### EXERCISE BRIEF
Make an exact transcription of the material, leaving out all images.

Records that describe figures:
□ □ □ □ □ □ □
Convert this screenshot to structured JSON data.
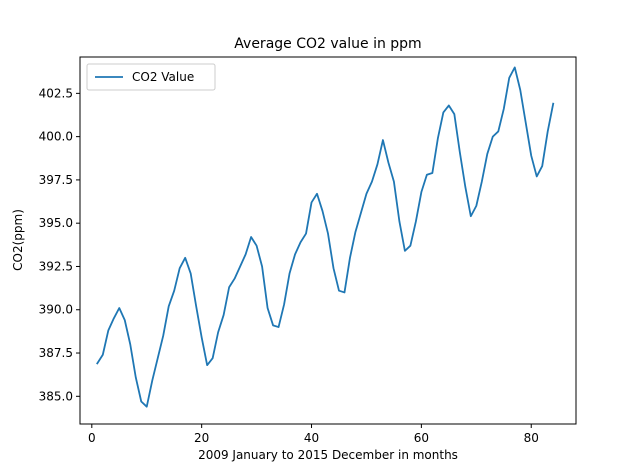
{
  "chart_data": {
    "type": "line",
    "title": "Average CO2 value in ppm",
    "xlabel": "2009 January to 2015 December in months",
    "ylabel": "CO2(ppm)",
    "xlim": [
      -2.15,
      88.15
    ],
    "ylim": [
      383.4,
      404.6
    ],
    "xticks": [
      0,
      20,
      40,
      60,
      80
    ],
    "xtick_labels": [
      "0",
      "20",
      "40",
      "60",
      "80"
    ],
    "yticks": [
      385.0,
      387.5,
      390.0,
      392.5,
      395.0,
      397.5,
      400.0,
      402.5
    ],
    "ytick_labels": [
      "385.0",
      "387.5",
      "390.0",
      "392.5",
      "395.0",
      "397.5",
      "400.0",
      "402.5"
    ],
    "legend": {
      "position": "top-left",
      "entries": [
        "CO2 Value"
      ]
    },
    "grid": false,
    "colors": {
      "series": "#1f77b4",
      "axes": "#000000",
      "legend_border": "#cccccc"
    },
    "series": [
      {
        "name": "CO2 Value",
        "x": [
          1,
          2,
          3,
          4,
          5,
          6,
          7,
          8,
          9,
          10,
          11,
          12,
          13,
          14,
          15,
          16,
          17,
          18,
          19,
          20,
          21,
          22,
          23,
          24,
          25,
          26,
          27,
          28,
          29,
          30,
          31,
          32,
          33,
          34,
          35,
          36,
          37,
          38,
          39,
          40,
          41,
          42,
          43,
          44,
          45,
          46,
          47,
          48,
          49,
          50,
          51,
          52,
          53,
          54,
          55,
          56,
          57,
          58,
          59,
          60,
          61,
          62,
          63,
          64,
          65,
          66,
          67,
          68,
          69,
          70,
          71,
          72,
          73,
          74,
          75,
          76,
          77,
          78,
          79,
          80,
          81,
          82,
          83,
          84
        ],
        "values": [
          386.9,
          387.4,
          388.8,
          389.5,
          390.1,
          389.4,
          388.0,
          386.1,
          384.7,
          384.4,
          385.9,
          387.2,
          388.5,
          390.2,
          391.1,
          392.4,
          393.0,
          392.1,
          390.2,
          388.4,
          386.8,
          387.2,
          388.7,
          389.7,
          391.3,
          391.8,
          392.5,
          393.2,
          394.2,
          393.7,
          392.5,
          390.1,
          389.1,
          389.0,
          390.3,
          392.1,
          393.2,
          393.9,
          394.4,
          396.2,
          396.7,
          395.7,
          394.4,
          392.4,
          391.1,
          391.0,
          393.0,
          394.5,
          395.6,
          396.7,
          397.4,
          398.4,
          399.8,
          398.5,
          397.4,
          395.1,
          393.4,
          393.7,
          395.1,
          396.8,
          397.8,
          397.9,
          399.9,
          401.4,
          401.8,
          401.3,
          399.1,
          397.1,
          395.4,
          396.0,
          397.4,
          399.0,
          400.0,
          400.3,
          401.6,
          403.4,
          404.0,
          402.7,
          400.8,
          398.9,
          397.7,
          398.3,
          400.3,
          401.9
        ]
      }
    ]
  }
}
□ □ □ □ □ □ □
### SOLUTION TO THIS EXERCISE
Convert this screenshot to structured JSON data.
{
  "chart_data": {
    "type": "line",
    "title": "Average CO2 value in ppm",
    "xlabel": "2009 January to 2015 December in months",
    "ylabel": "CO2(ppm)",
    "xlim": [
      -2.15,
      88.15
    ],
    "ylim": [
      383.4,
      404.6
    ],
    "xticks": [
      0,
      20,
      40,
      60,
      80
    ],
    "xtick_labels": [
      "0",
      "20",
      "40",
      "60",
      "80"
    ],
    "yticks": [
      385.0,
      387.5,
      390.0,
      392.5,
      395.0,
      397.5,
      400.0,
      402.5
    ],
    "ytick_labels": [
      "385.0",
      "387.5",
      "390.0",
      "392.5",
      "395.0",
      "397.5",
      "400.0",
      "402.5"
    ],
    "legend": {
      "position": "top-left",
      "entries": [
        "CO2 Value"
      ]
    },
    "grid": false,
    "colors": {
      "series": "#1f77b4",
      "axes": "#000000",
      "legend_border": "#cccccc"
    },
    "series": [
      {
        "name": "CO2 Value",
        "x": [
          1,
          2,
          3,
          4,
          5,
          6,
          7,
          8,
          9,
          10,
          11,
          12,
          13,
          14,
          15,
          16,
          17,
          18,
          19,
          20,
          21,
          22,
          23,
          24,
          25,
          26,
          27,
          28,
          29,
          30,
          31,
          32,
          33,
          34,
          35,
          36,
          37,
          38,
          39,
          40,
          41,
          42,
          43,
          44,
          45,
          46,
          47,
          48,
          49,
          50,
          51,
          52,
          53,
          54,
          55,
          56,
          57,
          58,
          59,
          60,
          61,
          62,
          63,
          64,
          65,
          66,
          67,
          68,
          69,
          70,
          71,
          72,
          73,
          74,
          75,
          76,
          77,
          78,
          79,
          80,
          81,
          82,
          83,
          84
        ],
        "values": [
          386.9,
          387.4,
          388.8,
          389.5,
          390.1,
          389.4,
          388.0,
          386.1,
          384.7,
          384.4,
          385.9,
          387.2,
          388.5,
          390.2,
          391.1,
          392.4,
          393.0,
          392.1,
          390.2,
          388.4,
          386.8,
          387.2,
          388.7,
          389.7,
          391.3,
          391.8,
          392.5,
          393.2,
          394.2,
          393.7,
          392.5,
          390.1,
          389.1,
          389.0,
          390.3,
          392.1,
          393.2,
          393.9,
          394.4,
          396.2,
          396.7,
          395.7,
          394.4,
          392.4,
          391.1,
          391.0,
          393.0,
          394.5,
          395.6,
          396.7,
          397.4,
          398.4,
          399.8,
          398.5,
          397.4,
          395.1,
          393.4,
          393.7,
          395.1,
          396.8,
          397.8,
          397.9,
          399.9,
          401.4,
          401.8,
          401.3,
          399.1,
          397.1,
          395.4,
          396.0,
          397.4,
          399.0,
          400.0,
          400.3,
          401.6,
          403.4,
          404.0,
          402.7,
          400.8,
          398.9,
          397.7,
          398.3,
          400.3,
          401.9
        ]
      }
    ]
  }
}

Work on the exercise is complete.